Below are some records; give them all again exactly, but not the pictures.

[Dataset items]
(begin)
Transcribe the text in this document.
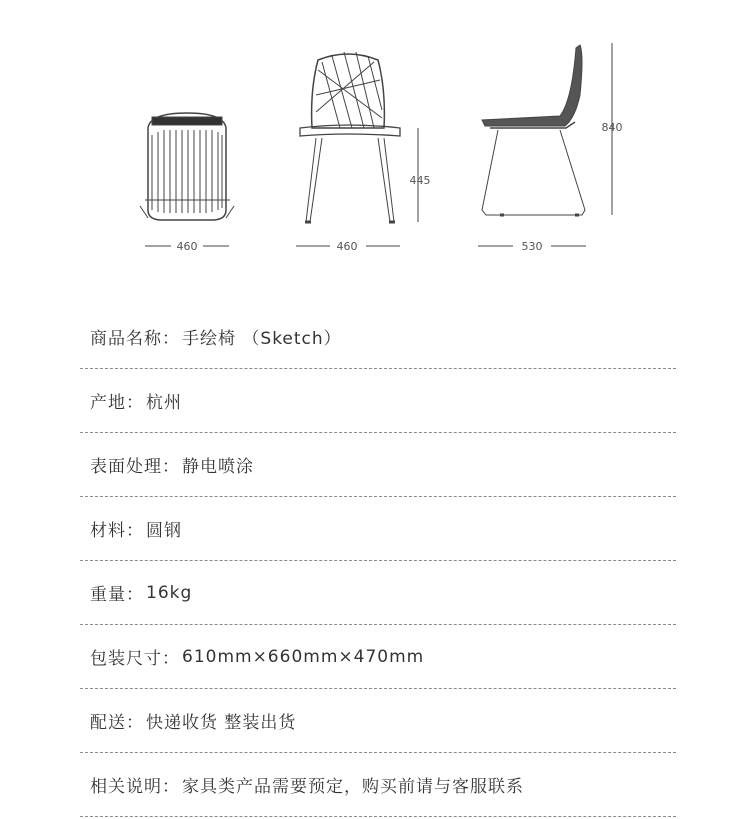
460
445
460
840
530
商品名称 ：	手绘椅 （Sketch）
产地 ：	杭州
表面处理 ：	静电喷涂
材料 ：	圆钢
重量 ：	16kg
包装尺寸 ：	610mm×660mm×470mm
配送 ：	快递收货 整装出货
相关说明 ：	家具类产品需要预定，购买前请与客服联系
(end)
Result of this exercise =
Transcribe the text in this document.
460
445
460
840
530
商品名称 ：	手绘椅 （Sketch）
产地 ：	杭州
表面处理 ：	静电喷涂
材料 ：	圆钢
重量 ：	16kg
包装尺寸 ：	610mm×660mm×470mm
配送 ：	快递收货 整装出货
相关说明 ：	家具类产品需要预定，购买前请与客服联系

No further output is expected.